Work required —
Only the number is wanted: count the lines that include the word "JSON".

begin

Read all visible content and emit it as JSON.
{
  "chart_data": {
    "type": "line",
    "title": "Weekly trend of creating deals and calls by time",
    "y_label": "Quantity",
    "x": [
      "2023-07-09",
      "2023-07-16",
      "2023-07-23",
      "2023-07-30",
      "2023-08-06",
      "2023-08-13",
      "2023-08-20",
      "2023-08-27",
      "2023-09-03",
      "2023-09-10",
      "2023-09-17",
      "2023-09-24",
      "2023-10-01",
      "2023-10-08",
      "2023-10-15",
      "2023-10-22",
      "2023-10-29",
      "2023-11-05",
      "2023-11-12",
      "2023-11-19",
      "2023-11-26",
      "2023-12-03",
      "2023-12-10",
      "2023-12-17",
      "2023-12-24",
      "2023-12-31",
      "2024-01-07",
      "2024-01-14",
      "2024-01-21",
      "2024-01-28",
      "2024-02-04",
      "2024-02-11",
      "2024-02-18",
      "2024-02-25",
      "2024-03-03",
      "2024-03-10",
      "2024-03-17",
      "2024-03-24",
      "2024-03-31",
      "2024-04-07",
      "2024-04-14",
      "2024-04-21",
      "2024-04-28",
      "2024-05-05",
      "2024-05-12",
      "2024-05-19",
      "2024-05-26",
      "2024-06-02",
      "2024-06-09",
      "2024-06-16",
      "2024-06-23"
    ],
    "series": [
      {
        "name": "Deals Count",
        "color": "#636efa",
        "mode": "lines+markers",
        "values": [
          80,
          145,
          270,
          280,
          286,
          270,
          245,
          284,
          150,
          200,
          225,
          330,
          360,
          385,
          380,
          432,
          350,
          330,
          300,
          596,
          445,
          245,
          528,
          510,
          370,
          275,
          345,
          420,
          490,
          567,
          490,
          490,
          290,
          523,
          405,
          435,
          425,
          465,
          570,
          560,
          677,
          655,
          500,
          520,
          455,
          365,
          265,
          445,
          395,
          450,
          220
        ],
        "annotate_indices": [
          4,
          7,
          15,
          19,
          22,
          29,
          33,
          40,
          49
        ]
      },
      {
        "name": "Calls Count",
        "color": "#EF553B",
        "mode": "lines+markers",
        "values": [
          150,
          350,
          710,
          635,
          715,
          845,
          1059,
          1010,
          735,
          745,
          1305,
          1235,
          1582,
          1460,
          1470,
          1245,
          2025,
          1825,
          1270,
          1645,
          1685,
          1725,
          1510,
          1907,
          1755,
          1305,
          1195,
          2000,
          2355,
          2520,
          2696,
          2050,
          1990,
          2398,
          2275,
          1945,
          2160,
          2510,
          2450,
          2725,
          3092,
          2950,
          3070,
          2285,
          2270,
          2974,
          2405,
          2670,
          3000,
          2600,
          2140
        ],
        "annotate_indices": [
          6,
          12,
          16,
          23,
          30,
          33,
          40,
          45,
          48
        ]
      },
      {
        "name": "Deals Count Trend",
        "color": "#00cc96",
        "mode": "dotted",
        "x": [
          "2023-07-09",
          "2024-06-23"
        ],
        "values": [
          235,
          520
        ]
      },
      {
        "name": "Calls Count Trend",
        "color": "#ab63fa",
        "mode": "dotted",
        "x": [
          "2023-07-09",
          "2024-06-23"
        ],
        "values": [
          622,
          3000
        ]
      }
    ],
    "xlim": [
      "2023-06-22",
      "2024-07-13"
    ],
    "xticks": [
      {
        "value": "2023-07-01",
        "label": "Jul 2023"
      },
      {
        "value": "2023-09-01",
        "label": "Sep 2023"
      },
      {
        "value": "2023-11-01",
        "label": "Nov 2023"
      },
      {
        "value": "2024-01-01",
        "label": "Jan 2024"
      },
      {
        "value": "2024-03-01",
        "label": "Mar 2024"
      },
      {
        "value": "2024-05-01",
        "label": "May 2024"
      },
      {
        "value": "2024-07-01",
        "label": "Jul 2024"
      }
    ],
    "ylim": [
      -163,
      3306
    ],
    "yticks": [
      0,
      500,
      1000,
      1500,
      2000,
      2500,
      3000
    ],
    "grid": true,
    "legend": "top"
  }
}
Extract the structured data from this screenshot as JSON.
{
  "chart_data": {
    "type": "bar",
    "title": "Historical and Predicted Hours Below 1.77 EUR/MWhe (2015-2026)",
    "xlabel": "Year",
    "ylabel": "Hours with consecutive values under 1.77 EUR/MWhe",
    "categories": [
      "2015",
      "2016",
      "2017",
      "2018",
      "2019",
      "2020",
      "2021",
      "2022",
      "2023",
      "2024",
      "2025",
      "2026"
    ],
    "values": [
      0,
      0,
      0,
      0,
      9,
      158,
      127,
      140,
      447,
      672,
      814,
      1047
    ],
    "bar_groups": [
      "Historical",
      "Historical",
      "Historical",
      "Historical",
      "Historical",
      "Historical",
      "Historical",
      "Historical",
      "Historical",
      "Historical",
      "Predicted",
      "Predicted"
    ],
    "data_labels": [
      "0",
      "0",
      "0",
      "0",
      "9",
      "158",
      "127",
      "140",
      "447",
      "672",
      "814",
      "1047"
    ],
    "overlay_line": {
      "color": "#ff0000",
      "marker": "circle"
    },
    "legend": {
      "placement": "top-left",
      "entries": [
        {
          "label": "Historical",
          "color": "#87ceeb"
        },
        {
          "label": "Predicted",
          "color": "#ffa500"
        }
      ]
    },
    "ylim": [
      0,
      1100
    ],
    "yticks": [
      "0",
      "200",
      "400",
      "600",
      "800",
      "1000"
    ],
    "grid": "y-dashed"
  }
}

end

Finished task —
2